State how many lines of the entries hold the string "time", and nothing more.
══════
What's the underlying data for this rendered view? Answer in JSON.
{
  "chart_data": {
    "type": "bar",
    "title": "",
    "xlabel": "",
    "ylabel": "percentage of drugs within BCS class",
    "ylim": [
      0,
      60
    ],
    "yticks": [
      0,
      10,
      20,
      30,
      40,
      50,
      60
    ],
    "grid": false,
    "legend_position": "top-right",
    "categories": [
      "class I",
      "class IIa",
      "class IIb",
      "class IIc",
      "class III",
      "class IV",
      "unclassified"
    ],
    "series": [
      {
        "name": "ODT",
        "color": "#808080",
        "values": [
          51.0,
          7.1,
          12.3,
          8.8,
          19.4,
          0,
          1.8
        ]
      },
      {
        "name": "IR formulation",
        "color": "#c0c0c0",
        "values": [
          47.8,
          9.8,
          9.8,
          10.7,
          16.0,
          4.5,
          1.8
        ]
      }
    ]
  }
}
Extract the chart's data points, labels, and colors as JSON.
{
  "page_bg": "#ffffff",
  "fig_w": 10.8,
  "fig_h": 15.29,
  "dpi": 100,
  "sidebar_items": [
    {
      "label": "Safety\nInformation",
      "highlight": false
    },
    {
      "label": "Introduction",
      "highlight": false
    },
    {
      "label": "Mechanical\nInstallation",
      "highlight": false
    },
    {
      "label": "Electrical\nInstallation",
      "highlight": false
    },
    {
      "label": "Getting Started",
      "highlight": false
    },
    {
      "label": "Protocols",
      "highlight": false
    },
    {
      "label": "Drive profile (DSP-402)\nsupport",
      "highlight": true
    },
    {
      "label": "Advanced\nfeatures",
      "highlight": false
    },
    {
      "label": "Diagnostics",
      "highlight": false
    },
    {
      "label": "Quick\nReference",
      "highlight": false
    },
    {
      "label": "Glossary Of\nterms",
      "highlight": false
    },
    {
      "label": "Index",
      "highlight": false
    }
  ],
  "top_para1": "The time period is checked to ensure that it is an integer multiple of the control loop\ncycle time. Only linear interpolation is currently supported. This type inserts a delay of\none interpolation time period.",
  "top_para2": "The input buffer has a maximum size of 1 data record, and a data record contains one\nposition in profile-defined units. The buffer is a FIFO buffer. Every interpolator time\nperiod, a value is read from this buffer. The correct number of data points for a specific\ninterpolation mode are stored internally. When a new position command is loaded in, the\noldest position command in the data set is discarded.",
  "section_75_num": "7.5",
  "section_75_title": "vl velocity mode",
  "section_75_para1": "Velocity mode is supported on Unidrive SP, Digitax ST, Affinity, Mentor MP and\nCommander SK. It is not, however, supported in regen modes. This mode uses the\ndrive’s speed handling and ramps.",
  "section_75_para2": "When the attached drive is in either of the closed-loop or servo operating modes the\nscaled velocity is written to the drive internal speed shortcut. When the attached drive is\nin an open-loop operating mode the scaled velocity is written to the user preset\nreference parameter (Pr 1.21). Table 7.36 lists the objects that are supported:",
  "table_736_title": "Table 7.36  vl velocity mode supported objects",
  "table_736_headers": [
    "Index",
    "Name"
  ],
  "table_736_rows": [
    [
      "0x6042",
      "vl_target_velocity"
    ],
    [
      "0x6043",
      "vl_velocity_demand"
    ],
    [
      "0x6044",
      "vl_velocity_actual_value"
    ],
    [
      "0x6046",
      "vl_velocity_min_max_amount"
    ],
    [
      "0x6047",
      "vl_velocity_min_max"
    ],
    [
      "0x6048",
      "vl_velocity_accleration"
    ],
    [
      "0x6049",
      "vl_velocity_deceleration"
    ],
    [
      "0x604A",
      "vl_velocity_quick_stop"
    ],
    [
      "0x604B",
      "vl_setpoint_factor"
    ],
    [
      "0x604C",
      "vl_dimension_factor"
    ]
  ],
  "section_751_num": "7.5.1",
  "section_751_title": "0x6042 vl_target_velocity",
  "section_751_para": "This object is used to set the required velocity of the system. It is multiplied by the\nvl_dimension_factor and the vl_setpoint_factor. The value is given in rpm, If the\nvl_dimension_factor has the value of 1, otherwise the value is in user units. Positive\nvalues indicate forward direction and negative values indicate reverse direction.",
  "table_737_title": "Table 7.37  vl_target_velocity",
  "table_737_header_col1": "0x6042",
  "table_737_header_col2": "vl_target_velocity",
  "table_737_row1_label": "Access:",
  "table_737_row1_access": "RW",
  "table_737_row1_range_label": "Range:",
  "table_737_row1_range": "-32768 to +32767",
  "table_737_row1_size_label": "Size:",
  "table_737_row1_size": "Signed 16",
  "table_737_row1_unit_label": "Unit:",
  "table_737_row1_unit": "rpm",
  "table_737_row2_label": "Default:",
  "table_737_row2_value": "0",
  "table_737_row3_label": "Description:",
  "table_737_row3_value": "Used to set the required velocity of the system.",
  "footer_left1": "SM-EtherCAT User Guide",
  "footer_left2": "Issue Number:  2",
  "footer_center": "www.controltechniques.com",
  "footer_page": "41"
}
══════
EXERCISE SOLUTION:
2